■ GIVEN REQUEST ■
From the records below, pull each line that has "xlabel".

■ STORED DATA ■
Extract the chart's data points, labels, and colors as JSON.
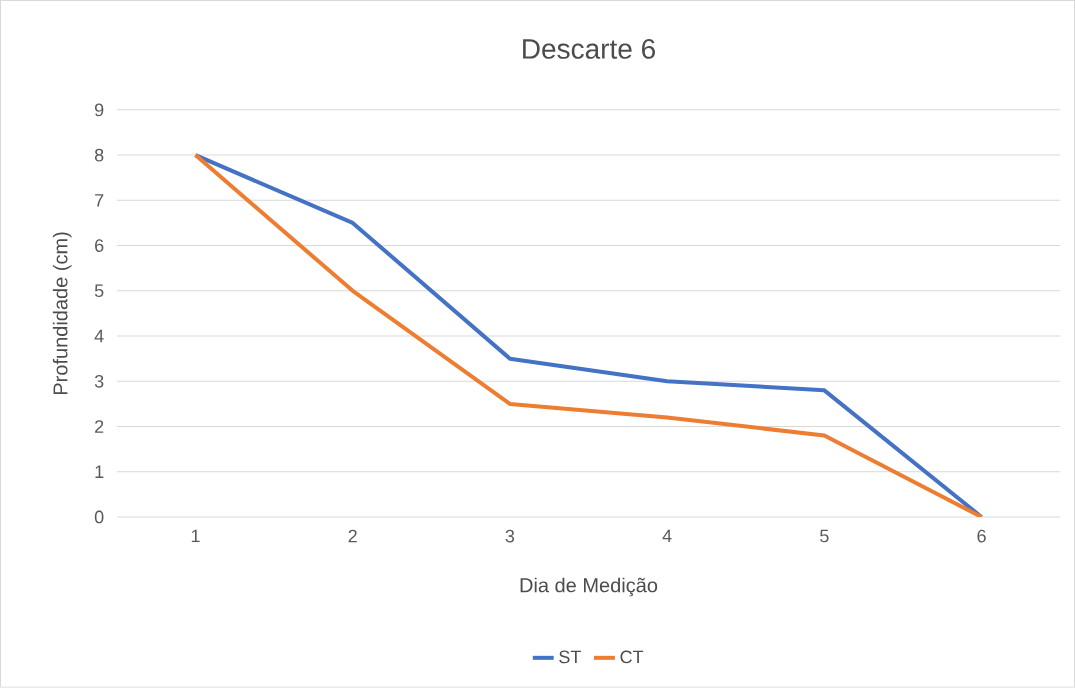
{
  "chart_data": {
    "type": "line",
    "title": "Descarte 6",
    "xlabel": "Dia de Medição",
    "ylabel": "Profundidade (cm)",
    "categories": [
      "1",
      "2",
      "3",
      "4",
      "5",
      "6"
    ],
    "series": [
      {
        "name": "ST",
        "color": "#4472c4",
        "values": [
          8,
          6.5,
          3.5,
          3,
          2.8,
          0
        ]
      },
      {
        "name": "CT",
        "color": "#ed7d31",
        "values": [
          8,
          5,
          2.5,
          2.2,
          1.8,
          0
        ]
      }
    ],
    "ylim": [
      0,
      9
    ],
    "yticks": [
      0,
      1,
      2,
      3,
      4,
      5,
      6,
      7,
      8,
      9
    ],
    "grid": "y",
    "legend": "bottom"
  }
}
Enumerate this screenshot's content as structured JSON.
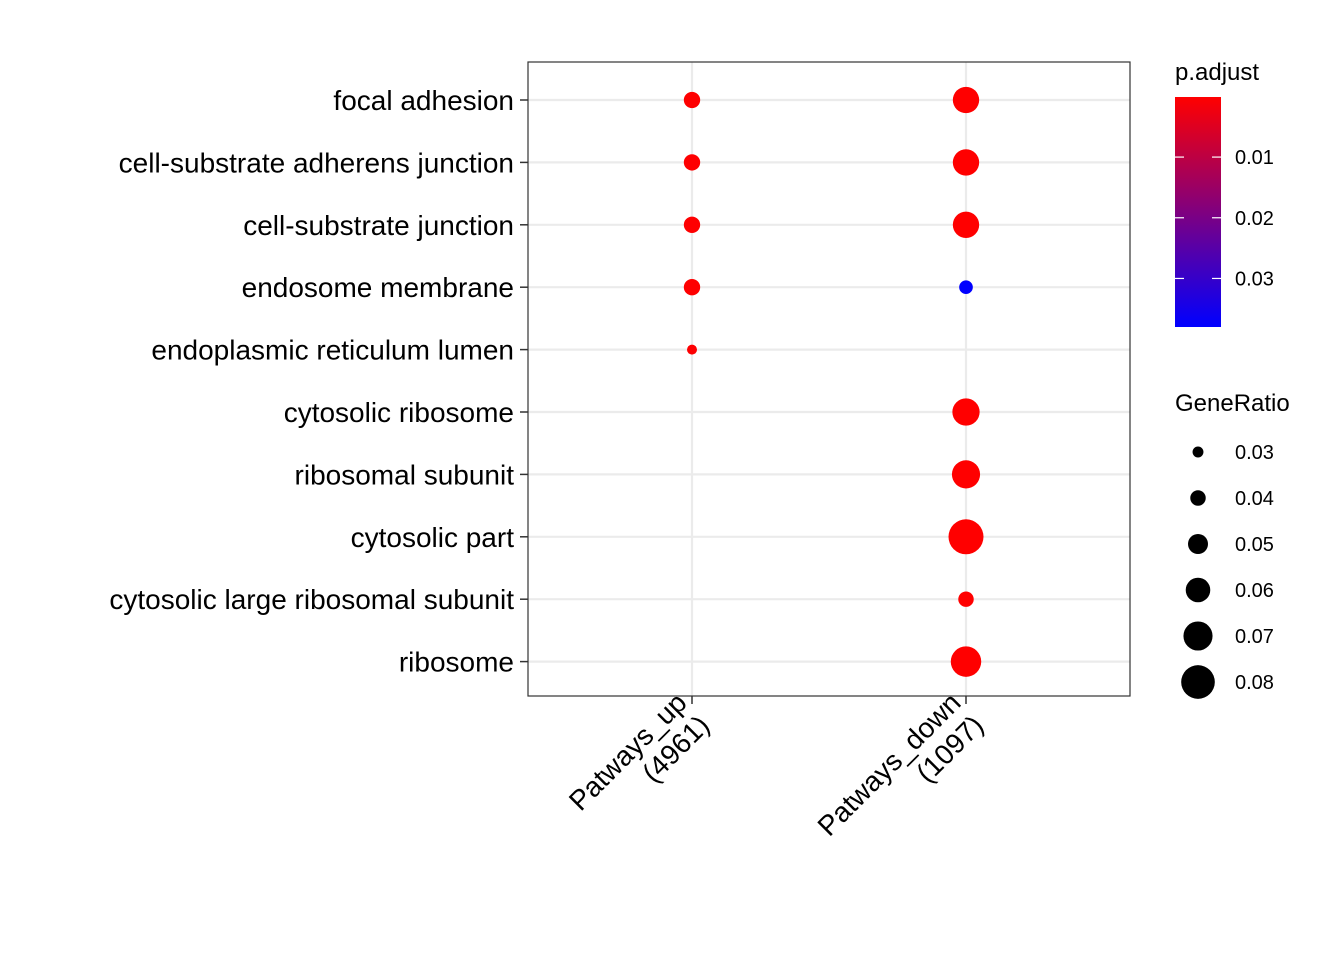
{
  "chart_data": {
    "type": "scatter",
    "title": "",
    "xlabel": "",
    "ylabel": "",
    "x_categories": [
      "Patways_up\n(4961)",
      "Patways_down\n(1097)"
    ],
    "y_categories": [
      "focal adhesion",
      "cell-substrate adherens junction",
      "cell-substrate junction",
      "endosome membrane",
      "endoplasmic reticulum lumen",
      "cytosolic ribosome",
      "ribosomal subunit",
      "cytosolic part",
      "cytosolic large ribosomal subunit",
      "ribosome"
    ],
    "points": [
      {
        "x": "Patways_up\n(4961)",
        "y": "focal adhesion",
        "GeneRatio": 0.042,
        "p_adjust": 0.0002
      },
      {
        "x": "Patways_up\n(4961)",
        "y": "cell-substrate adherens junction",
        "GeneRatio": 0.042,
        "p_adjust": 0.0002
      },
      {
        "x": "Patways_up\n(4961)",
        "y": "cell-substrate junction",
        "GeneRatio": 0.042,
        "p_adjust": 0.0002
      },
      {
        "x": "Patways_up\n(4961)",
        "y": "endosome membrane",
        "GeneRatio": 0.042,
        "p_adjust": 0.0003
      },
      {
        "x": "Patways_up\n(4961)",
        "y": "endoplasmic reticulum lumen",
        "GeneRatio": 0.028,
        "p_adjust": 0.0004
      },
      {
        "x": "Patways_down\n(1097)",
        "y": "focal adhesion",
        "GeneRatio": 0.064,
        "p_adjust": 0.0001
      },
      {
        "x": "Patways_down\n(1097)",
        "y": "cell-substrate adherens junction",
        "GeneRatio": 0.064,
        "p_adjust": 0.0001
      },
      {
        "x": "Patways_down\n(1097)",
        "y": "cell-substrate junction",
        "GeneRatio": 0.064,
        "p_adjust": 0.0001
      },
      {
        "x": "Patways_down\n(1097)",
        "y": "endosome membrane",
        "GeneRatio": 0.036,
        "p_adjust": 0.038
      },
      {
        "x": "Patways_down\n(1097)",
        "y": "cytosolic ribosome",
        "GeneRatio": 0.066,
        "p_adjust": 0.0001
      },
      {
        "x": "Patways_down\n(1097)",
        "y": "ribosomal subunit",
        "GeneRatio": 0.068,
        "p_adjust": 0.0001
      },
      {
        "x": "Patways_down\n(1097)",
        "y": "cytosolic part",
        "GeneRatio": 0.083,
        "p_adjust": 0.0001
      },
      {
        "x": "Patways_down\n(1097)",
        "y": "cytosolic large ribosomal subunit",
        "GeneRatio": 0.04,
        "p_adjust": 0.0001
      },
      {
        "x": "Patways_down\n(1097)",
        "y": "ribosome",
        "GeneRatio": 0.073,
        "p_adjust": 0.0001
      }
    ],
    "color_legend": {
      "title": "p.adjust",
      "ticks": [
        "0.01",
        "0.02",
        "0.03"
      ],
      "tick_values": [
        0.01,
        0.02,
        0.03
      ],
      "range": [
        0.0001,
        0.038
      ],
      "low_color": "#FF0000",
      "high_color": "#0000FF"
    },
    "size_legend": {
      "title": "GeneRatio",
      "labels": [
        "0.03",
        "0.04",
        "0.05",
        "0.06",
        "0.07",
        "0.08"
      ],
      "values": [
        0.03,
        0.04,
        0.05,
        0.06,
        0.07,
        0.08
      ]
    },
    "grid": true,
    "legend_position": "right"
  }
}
---
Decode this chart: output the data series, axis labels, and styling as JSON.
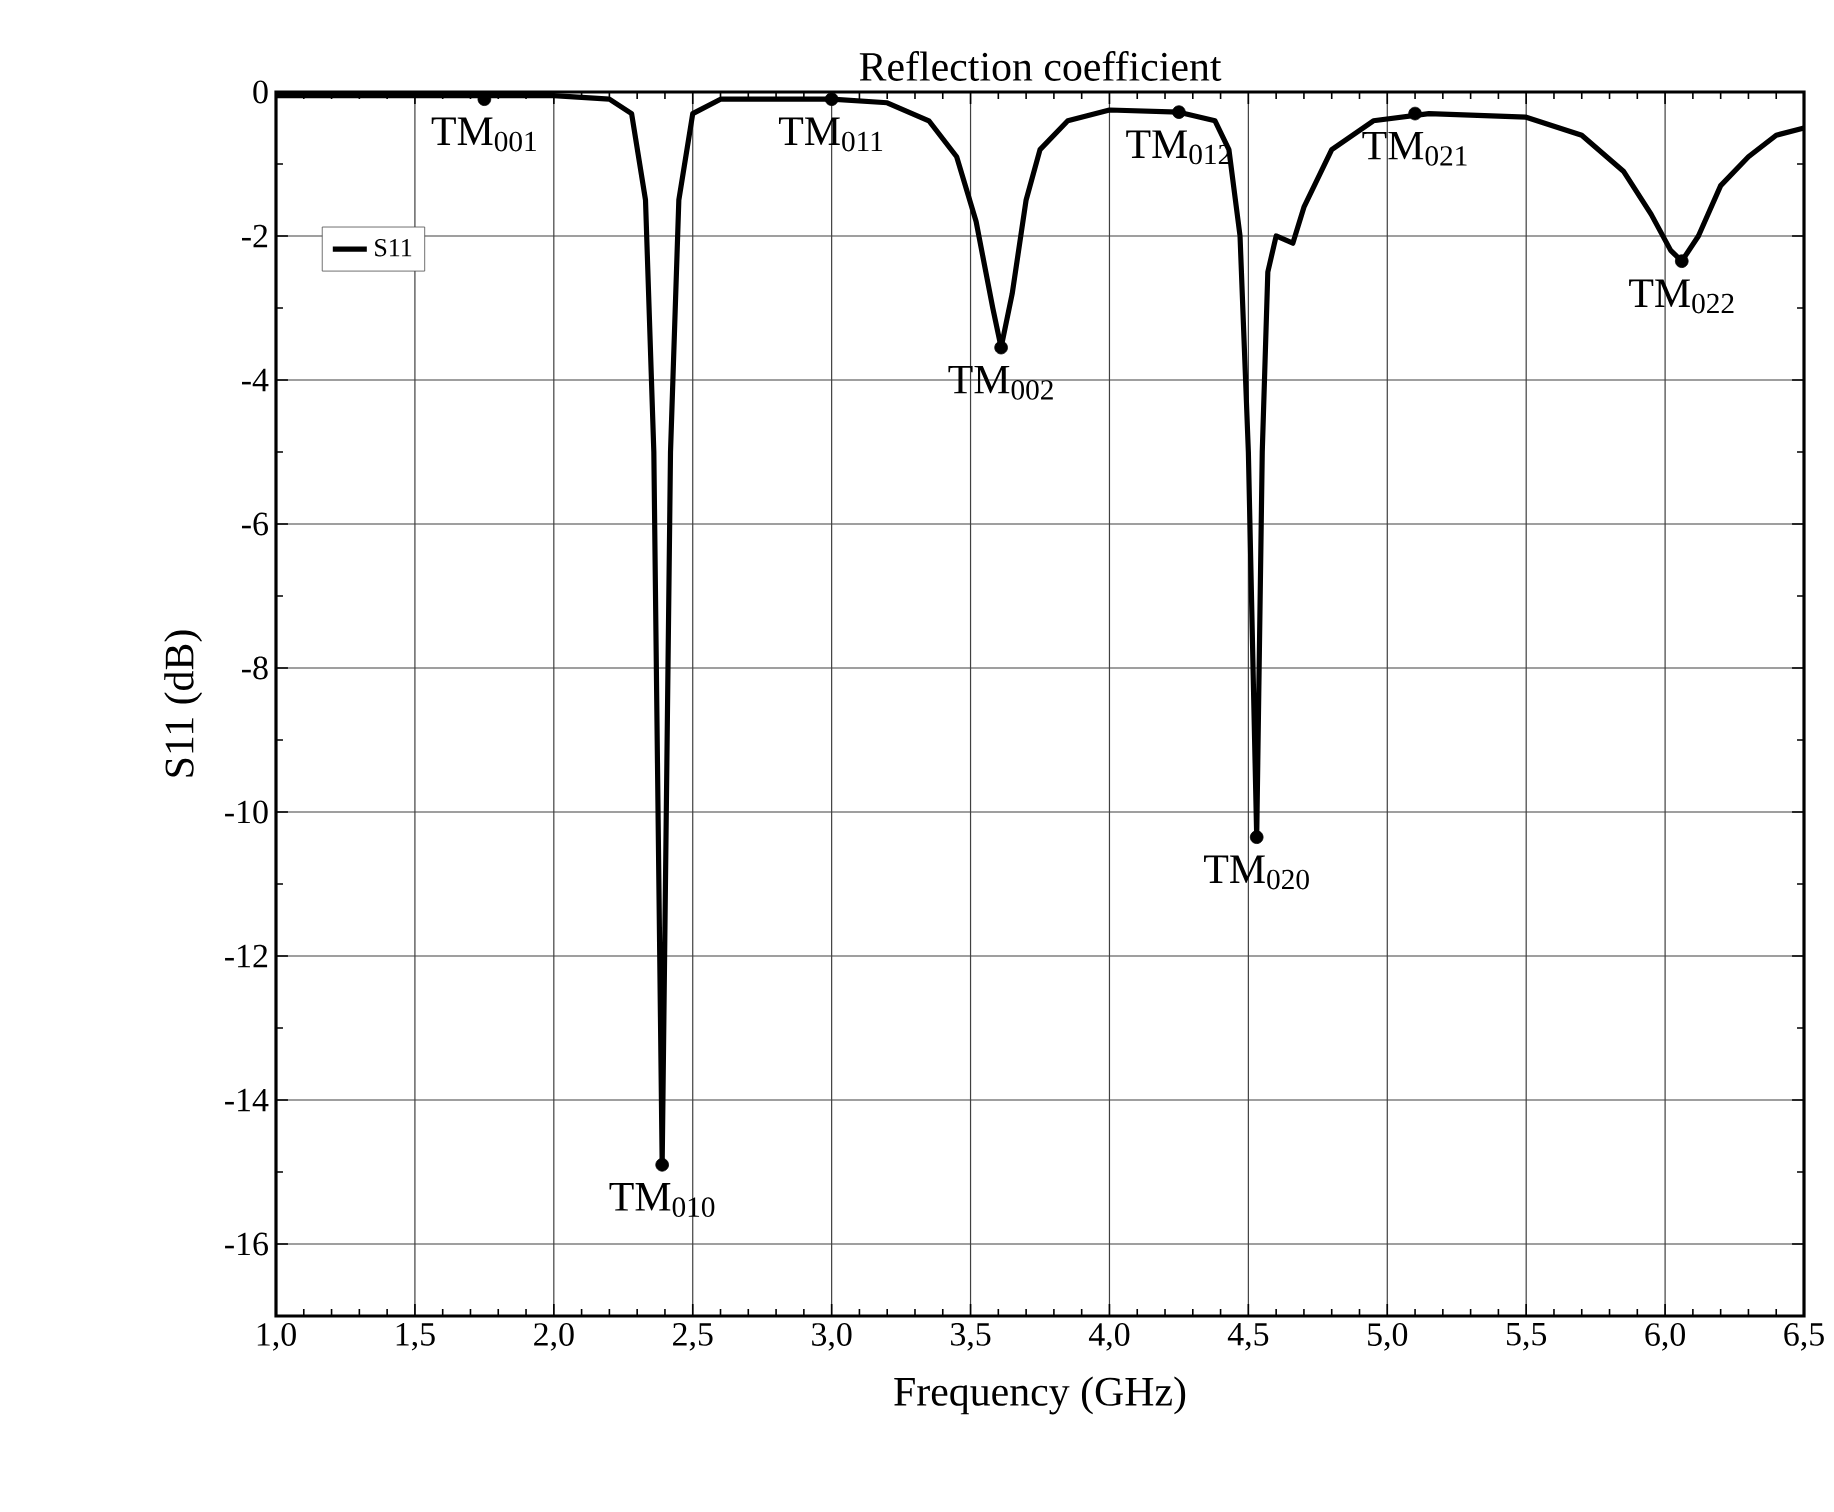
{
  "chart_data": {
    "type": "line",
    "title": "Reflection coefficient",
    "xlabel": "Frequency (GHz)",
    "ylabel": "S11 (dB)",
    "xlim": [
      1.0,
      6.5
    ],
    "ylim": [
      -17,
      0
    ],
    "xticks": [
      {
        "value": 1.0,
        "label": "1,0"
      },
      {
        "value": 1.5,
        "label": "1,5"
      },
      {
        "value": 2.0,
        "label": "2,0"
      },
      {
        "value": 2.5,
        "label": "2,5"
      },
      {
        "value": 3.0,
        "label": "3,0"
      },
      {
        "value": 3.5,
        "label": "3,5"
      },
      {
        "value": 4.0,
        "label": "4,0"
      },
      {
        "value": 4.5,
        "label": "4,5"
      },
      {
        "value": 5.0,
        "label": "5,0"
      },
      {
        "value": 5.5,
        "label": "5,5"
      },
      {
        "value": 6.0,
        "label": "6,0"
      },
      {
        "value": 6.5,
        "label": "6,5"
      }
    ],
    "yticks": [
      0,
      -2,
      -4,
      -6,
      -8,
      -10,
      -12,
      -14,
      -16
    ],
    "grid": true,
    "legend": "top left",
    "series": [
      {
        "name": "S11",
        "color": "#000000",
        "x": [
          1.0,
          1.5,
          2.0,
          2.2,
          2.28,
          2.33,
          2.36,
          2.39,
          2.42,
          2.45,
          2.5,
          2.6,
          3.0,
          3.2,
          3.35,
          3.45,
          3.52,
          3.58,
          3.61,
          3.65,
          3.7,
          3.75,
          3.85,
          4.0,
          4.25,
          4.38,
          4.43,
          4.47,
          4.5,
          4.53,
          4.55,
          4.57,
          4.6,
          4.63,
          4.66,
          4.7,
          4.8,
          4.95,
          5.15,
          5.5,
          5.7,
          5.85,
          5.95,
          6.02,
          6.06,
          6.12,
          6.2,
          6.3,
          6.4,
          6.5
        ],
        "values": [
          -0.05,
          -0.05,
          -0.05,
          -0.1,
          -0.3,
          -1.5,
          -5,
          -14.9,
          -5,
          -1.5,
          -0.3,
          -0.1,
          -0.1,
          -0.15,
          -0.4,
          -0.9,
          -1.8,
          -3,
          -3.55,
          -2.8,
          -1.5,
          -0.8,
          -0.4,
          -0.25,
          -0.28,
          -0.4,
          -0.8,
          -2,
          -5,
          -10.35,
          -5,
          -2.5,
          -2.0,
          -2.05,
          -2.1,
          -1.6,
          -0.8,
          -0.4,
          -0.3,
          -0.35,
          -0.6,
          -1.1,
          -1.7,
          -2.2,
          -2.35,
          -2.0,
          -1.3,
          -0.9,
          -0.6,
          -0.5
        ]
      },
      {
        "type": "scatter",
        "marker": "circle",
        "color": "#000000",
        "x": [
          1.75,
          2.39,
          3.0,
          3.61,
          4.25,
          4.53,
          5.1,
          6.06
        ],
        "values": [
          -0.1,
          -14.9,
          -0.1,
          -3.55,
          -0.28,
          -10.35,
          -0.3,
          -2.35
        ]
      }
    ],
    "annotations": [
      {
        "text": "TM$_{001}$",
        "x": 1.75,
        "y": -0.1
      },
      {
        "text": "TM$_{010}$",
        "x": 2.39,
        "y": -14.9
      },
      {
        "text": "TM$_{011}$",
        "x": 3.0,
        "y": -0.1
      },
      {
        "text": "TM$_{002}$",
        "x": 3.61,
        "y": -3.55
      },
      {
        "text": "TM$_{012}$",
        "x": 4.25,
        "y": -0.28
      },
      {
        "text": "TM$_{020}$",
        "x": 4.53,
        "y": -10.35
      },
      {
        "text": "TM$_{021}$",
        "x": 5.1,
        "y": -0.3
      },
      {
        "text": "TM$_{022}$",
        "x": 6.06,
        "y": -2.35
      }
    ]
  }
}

■ OUTPUT FOR THIS EXERCISE ■
    "xlabel": "Dia de Medição",
    "xlabel": "",
    "xlabel": "Frequency (GHz)",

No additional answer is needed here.